--- start of MATERIAL FOR THE TASK ---

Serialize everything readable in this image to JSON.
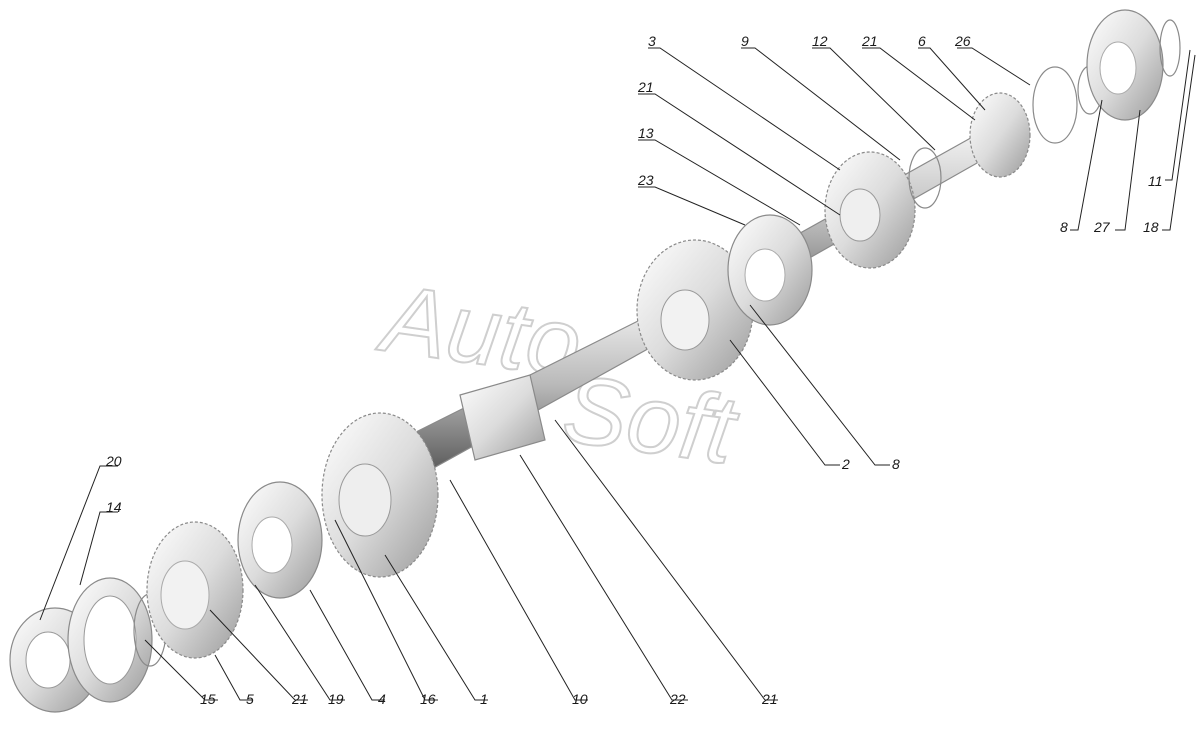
{
  "watermark": {
    "word1": "Auto",
    "word2": "Soft"
  },
  "callouts": {
    "top_3": "3",
    "top_9": "9",
    "top_12": "12",
    "top_21": "21",
    "top_6": "6",
    "top_26": "26",
    "left_21": "21",
    "left_13": "13",
    "left_23": "23",
    "right_11": "11",
    "right_8": "8",
    "right_27": "27",
    "right_18": "18",
    "mid_2": "2",
    "mid_8": "8",
    "left_20": "20",
    "left_14": "14",
    "bot_15": "15",
    "bot_5": "5",
    "bot_21a": "21",
    "bot_19": "19",
    "bot_4": "4",
    "bot_16": "16",
    "bot_1": "1",
    "bot_10": "10",
    "bot_22": "22",
    "bot_21b": "21"
  }
}
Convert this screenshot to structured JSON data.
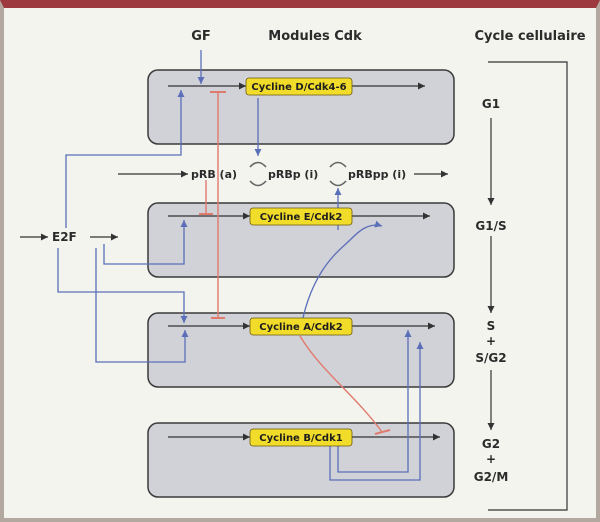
{
  "headers": {
    "gf": "GF",
    "modules": "Modules Cdk",
    "cycle": "Cycle cellulaire"
  },
  "modules": [
    {
      "label": "Cycline D/Cdk4-6"
    },
    {
      "label": "Cycline E/Cdk2"
    },
    {
      "label": "Cycline A/Cdk2"
    },
    {
      "label": "Cycline B/Cdk1"
    }
  ],
  "prb": {
    "a": "pRB (a)",
    "p": "pRBp (i)",
    "pp": "pRBpp (i)"
  },
  "e2f": "E2F",
  "phases": {
    "g1": "G1",
    "g1s": "G1/S",
    "s": "S",
    "s_plus": "+",
    "sg2": "S/G2",
    "g2": "G2",
    "g2_plus": "+",
    "g2m": "G2/M"
  },
  "colors": {
    "module_box": "#d1d1d8",
    "module_label_bg": "#f2dc2a",
    "blue_arrow": "#5b6fb8",
    "red_inhibition": "#e07a6c",
    "frame_top": "#9c3a40"
  }
}
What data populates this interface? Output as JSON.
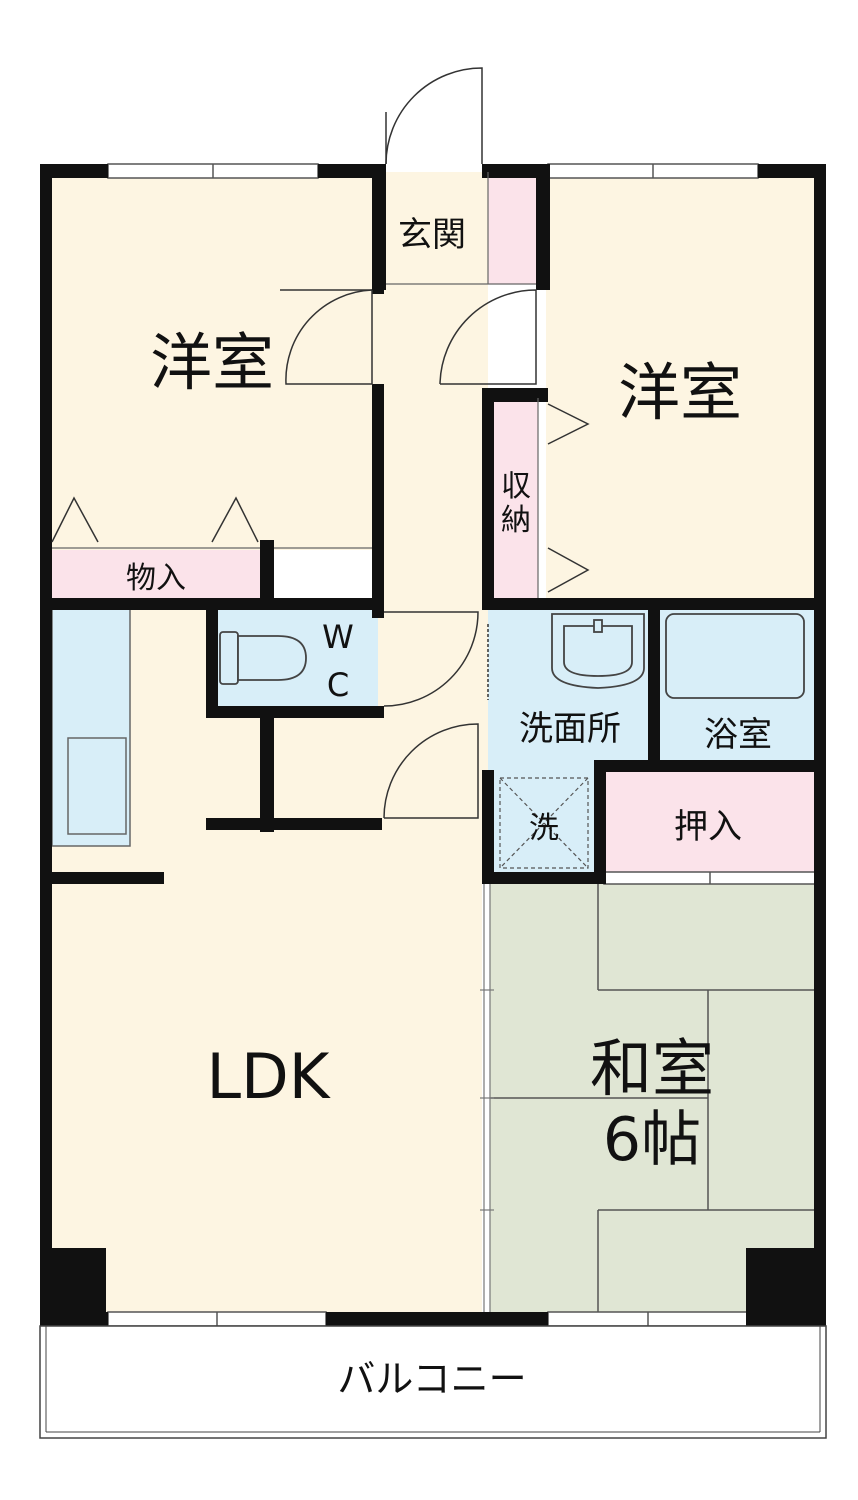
{
  "rooms": {
    "western_left": "洋室",
    "western_right": "洋室",
    "entrance": "玄関",
    "storage_left": "物入",
    "storage_closet_line1": "収",
    "storage_closet_line2": "納",
    "wc_w": "W",
    "wc_c": "C",
    "washroom": "洗面所",
    "bathroom": "浴室",
    "washer": "洗",
    "oshiire": "押入",
    "ldk": "LDK",
    "japanese_line1": "和室",
    "japanese_line2": "6帖",
    "balcony": "バルコニー"
  },
  "colors": {
    "floor": "#fdf5e2",
    "storage": "#fbe3ea",
    "wet_area": "#d8eef8",
    "tatami": "#e0e6d4",
    "wall": "#111111",
    "fixture": "#666666"
  }
}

--- end of MATERIAL FOR THE TASK ---

* WHAT TO DO *
Your task is to transcribe all of the records precisely, with no images included.

* FINAL RESULT *
Serialize everything readable in this image to JSON.
{
  "watermark": {
    "word1": "Auto",
    "word2": "Soft"
  },
  "callouts": {
    "top_3": "3",
    "top_9": "9",
    "top_12": "12",
    "top_21": "21",
    "top_6": "6",
    "top_26": "26",
    "left_21": "21",
    "left_13": "13",
    "left_23": "23",
    "right_11": "11",
    "right_8": "8",
    "right_27": "27",
    "right_18": "18",
    "mid_2": "2",
    "mid_8": "8",
    "left_20": "20",
    "left_14": "14",
    "bot_15": "15",
    "bot_5": "5",
    "bot_21a": "21",
    "bot_19": "19",
    "bot_4": "4",
    "bot_16": "16",
    "bot_1": "1",
    "bot_10": "10",
    "bot_22": "22",
    "bot_21b": "21"
  }
}
Convert this screenshot to structured JSON data.
{
  "headers": {
    "gf": "GF",
    "modules": "Modules Cdk",
    "cycle": "Cycle cellulaire"
  },
  "modules": [
    {
      "label": "Cycline D/Cdk4-6"
    },
    {
      "label": "Cycline E/Cdk2"
    },
    {
      "label": "Cycline A/Cdk2"
    },
    {
      "label": "Cycline B/Cdk1"
    }
  ],
  "prb": {
    "a": "pRB (a)",
    "p": "pRBp (i)",
    "pp": "pRBpp (i)"
  },
  "e2f": "E2F",
  "phases": {
    "g1": "G1",
    "g1s": "G1/S",
    "s": "S",
    "s_plus": "+",
    "sg2": "S/G2",
    "g2": "G2",
    "g2_plus": "+",
    "g2m": "G2/M"
  },
  "colors": {
    "module_box": "#d1d1d8",
    "module_label_bg": "#f2dc2a",
    "blue_arrow": "#5b6fb8",
    "red_inhibition": "#e07a6c",
    "frame_top": "#9c3a40"
  }
}
What data populates this interface? Output as JSON.
{
  "rooms": {
    "western_left": "洋室",
    "western_right": "洋室",
    "entrance": "玄関",
    "storage_left": "物入",
    "storage_closet_line1": "収",
    "storage_closet_line2": "納",
    "wc_w": "W",
    "wc_c": "C",
    "washroom": "洗面所",
    "bathroom": "浴室",
    "washer": "洗",
    "oshiire": "押入",
    "ldk": "LDK",
    "japanese_line1": "和室",
    "japanese_line2": "6帖",
    "balcony": "バルコニー"
  },
  "colors": {
    "floor": "#fdf5e2",
    "storage": "#fbe3ea",
    "wet_area": "#d8eef8",
    "tatami": "#e0e6d4",
    "wall": "#111111",
    "fixture": "#666666"
  }
}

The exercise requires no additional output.